■ **The problem**
Copy all of the records below verbatim.

■ **Dataset records**
::::::::
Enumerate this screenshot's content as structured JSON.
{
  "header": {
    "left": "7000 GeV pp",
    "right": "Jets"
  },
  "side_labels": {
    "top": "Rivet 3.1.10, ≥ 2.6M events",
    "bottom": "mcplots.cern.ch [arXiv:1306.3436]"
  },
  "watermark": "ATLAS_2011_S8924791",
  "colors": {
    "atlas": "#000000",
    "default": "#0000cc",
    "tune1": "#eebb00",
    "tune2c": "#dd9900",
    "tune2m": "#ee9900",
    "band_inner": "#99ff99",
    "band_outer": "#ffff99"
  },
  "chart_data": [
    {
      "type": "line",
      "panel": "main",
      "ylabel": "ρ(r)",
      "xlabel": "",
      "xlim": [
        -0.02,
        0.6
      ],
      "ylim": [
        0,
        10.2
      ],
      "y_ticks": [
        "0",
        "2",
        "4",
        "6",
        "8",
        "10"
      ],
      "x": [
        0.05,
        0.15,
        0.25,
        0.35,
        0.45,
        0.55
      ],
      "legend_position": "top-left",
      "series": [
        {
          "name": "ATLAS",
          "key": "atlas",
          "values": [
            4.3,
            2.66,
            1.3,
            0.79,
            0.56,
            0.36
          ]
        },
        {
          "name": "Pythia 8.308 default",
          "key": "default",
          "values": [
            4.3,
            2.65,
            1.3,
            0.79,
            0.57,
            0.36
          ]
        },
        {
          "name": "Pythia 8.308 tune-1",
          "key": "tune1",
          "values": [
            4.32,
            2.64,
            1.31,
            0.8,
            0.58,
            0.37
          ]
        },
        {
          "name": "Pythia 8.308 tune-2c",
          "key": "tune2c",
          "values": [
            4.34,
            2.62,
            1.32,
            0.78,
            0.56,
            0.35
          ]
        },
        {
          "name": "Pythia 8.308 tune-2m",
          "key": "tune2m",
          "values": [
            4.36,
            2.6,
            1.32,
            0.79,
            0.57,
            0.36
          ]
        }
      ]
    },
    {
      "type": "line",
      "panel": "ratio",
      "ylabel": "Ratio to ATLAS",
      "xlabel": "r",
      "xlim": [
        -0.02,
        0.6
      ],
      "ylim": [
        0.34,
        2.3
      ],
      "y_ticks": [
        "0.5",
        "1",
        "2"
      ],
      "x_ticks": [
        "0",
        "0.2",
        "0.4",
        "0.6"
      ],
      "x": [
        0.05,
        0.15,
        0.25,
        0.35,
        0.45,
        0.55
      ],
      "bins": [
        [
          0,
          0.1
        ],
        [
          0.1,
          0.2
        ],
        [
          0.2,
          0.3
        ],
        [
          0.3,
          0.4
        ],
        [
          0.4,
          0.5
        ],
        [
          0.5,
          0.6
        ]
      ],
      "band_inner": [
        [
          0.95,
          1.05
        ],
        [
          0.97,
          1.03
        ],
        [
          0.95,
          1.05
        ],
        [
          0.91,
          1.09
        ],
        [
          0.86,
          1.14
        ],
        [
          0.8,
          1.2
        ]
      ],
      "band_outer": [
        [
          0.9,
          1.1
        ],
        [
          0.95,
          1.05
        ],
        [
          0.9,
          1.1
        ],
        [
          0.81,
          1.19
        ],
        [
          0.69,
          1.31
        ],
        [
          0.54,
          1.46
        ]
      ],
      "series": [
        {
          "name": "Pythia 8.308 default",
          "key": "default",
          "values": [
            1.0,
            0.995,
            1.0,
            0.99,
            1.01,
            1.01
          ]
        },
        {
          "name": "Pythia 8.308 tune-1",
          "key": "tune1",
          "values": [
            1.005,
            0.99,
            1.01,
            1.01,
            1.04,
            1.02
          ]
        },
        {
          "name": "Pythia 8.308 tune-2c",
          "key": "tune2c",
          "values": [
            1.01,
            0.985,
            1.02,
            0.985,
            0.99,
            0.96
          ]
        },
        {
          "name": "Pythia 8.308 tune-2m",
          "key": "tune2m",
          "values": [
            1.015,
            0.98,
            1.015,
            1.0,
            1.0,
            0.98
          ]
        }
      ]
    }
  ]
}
::::::::
■ **Answer to the problem**
Enumerate this screenshot's content as structured JSON.
{
  "header": {
    "left": "7000 GeV pp",
    "right": "Jets"
  },
  "side_labels": {
    "top": "Rivet 3.1.10, ≥ 2.6M events",
    "bottom": "mcplots.cern.ch [arXiv:1306.3436]"
  },
  "watermark": "ATLAS_2011_S8924791",
  "colors": {
    "atlas": "#000000",
    "default": "#0000cc",
    "tune1": "#eebb00",
    "tune2c": "#dd9900",
    "tune2m": "#ee9900",
    "band_inner": "#99ff99",
    "band_outer": "#ffff99"
  },
  "chart_data": [
    {
      "type": "line",
      "panel": "main",
      "ylabel": "ρ(r)",
      "xlabel": "",
      "xlim": [
        -0.02,
        0.6
      ],
      "ylim": [
        0,
        10.2
      ],
      "y_ticks": [
        "0",
        "2",
        "4",
        "6",
        "8",
        "10"
      ],
      "x": [
        0.05,
        0.15,
        0.25,
        0.35,
        0.45,
        0.55
      ],
      "legend_position": "top-left",
      "series": [
        {
          "name": "ATLAS",
          "key": "atlas",
          "values": [
            4.3,
            2.66,
            1.3,
            0.79,
            0.56,
            0.36
          ]
        },
        {
          "name": "Pythia 8.308 default",
          "key": "default",
          "values": [
            4.3,
            2.65,
            1.3,
            0.79,
            0.57,
            0.36
          ]
        },
        {
          "name": "Pythia 8.308 tune-1",
          "key": "tune1",
          "values": [
            4.32,
            2.64,
            1.31,
            0.8,
            0.58,
            0.37
          ]
        },
        {
          "name": "Pythia 8.308 tune-2c",
          "key": "tune2c",
          "values": [
            4.34,
            2.62,
            1.32,
            0.78,
            0.56,
            0.35
          ]
        },
        {
          "name": "Pythia 8.308 tune-2m",
          "key": "tune2m",
          "values": [
            4.36,
            2.6,
            1.32,
            0.79,
            0.57,
            0.36
          ]
        }
      ]
    },
    {
      "type": "line",
      "panel": "ratio",
      "ylabel": "Ratio to ATLAS",
      "xlabel": "r",
      "xlim": [
        -0.02,
        0.6
      ],
      "ylim": [
        0.34,
        2.3
      ],
      "y_ticks": [
        "0.5",
        "1",
        "2"
      ],
      "x_ticks": [
        "0",
        "0.2",
        "0.4",
        "0.6"
      ],
      "x": [
        0.05,
        0.15,
        0.25,
        0.35,
        0.45,
        0.55
      ],
      "bins": [
        [
          0,
          0.1
        ],
        [
          0.1,
          0.2
        ],
        [
          0.2,
          0.3
        ],
        [
          0.3,
          0.4
        ],
        [
          0.4,
          0.5
        ],
        [
          0.5,
          0.6
        ]
      ],
      "band_inner": [
        [
          0.95,
          1.05
        ],
        [
          0.97,
          1.03
        ],
        [
          0.95,
          1.05
        ],
        [
          0.91,
          1.09
        ],
        [
          0.86,
          1.14
        ],
        [
          0.8,
          1.2
        ]
      ],
      "band_outer": [
        [
          0.9,
          1.1
        ],
        [
          0.95,
          1.05
        ],
        [
          0.9,
          1.1
        ],
        [
          0.81,
          1.19
        ],
        [
          0.69,
          1.31
        ],
        [
          0.54,
          1.46
        ]
      ],
      "series": [
        {
          "name": "Pythia 8.308 default",
          "key": "default",
          "values": [
            1.0,
            0.995,
            1.0,
            0.99,
            1.01,
            1.01
          ]
        },
        {
          "name": "Pythia 8.308 tune-1",
          "key": "tune1",
          "values": [
            1.005,
            0.99,
            1.01,
            1.01,
            1.04,
            1.02
          ]
        },
        {
          "name": "Pythia 8.308 tune-2c",
          "key": "tune2c",
          "values": [
            1.01,
            0.985,
            1.02,
            0.985,
            0.99,
            0.96
          ]
        },
        {
          "name": "Pythia 8.308 tune-2m",
          "key": "tune2m",
          "values": [
            1.015,
            0.98,
            1.015,
            1.0,
            1.0,
            0.98
          ]
        }
      ]
    }
  ]
}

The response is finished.